- SHORT EXERCISE: Repeat every line of the material, character for character.
====================
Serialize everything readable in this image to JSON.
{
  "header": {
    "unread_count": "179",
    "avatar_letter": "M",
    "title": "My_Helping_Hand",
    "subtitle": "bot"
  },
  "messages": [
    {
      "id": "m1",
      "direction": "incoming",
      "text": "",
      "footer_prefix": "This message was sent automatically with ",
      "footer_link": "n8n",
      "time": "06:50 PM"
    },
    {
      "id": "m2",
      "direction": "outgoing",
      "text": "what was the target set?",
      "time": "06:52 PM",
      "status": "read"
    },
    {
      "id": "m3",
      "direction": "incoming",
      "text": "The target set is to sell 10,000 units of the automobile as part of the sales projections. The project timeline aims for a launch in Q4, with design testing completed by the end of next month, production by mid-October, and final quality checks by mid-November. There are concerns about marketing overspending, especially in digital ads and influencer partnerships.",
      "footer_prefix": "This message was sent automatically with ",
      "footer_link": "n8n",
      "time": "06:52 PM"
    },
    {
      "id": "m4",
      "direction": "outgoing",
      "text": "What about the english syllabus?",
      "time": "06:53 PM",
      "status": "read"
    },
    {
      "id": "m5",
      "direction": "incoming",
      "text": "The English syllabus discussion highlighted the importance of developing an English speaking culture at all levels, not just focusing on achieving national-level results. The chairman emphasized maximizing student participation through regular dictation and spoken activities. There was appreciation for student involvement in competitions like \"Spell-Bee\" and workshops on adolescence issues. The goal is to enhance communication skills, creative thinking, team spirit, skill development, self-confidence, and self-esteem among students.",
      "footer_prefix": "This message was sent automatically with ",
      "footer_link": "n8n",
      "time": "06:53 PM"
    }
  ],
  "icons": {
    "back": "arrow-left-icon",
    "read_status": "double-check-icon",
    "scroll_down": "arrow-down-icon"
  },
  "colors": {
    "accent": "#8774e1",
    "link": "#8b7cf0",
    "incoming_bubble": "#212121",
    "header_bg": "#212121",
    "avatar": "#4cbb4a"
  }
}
====================
- SOLUTION BELOW:
Serialize everything readable in this image to JSON.
{
  "header": {
    "unread_count": "179",
    "avatar_letter": "M",
    "title": "My_Helping_Hand",
    "subtitle": "bot"
  },
  "messages": [
    {
      "id": "m1",
      "direction": "incoming",
      "text": "",
      "footer_prefix": "This message was sent automatically with ",
      "footer_link": "n8n",
      "time": "06:50 PM"
    },
    {
      "id": "m2",
      "direction": "outgoing",
      "text": "what was the target set?",
      "time": "06:52 PM",
      "status": "read"
    },
    {
      "id": "m3",
      "direction": "incoming",
      "text": "The target set is to sell 10,000 units of the automobile as part of the sales projections. The project timeline aims for a launch in Q4, with design testing completed by the end of next month, production by mid-October, and final quality checks by mid-November. There are concerns about marketing overspending, especially in digital ads and influencer partnerships.",
      "footer_prefix": "This message was sent automatically with ",
      "footer_link": "n8n",
      "time": "06:52 PM"
    },
    {
      "id": "m4",
      "direction": "outgoing",
      "text": "What about the english syllabus?",
      "time": "06:53 PM",
      "status": "read"
    },
    {
      "id": "m5",
      "direction": "incoming",
      "text": "The English syllabus discussion highlighted the importance of developing an English speaking culture at all levels, not just focusing on achieving national-level results. The chairman emphasized maximizing student participation through regular dictation and spoken activities. There was appreciation for student involvement in competitions like \"Spell-Bee\" and workshops on adolescence issues. The goal is to enhance communication skills, creative thinking, team spirit, skill development, self-confidence, and self-esteem among students.",
      "footer_prefix": "This message was sent automatically with ",
      "footer_link": "n8n",
      "time": "06:53 PM"
    }
  ],
  "icons": {
    "back": "arrow-left-icon",
    "read_status": "double-check-icon",
    "scroll_down": "arrow-down-icon"
  },
  "colors": {
    "accent": "#8774e1",
    "link": "#8b7cf0",
    "incoming_bubble": "#212121",
    "header_bg": "#212121",
    "avatar": "#4cbb4a"
  }
}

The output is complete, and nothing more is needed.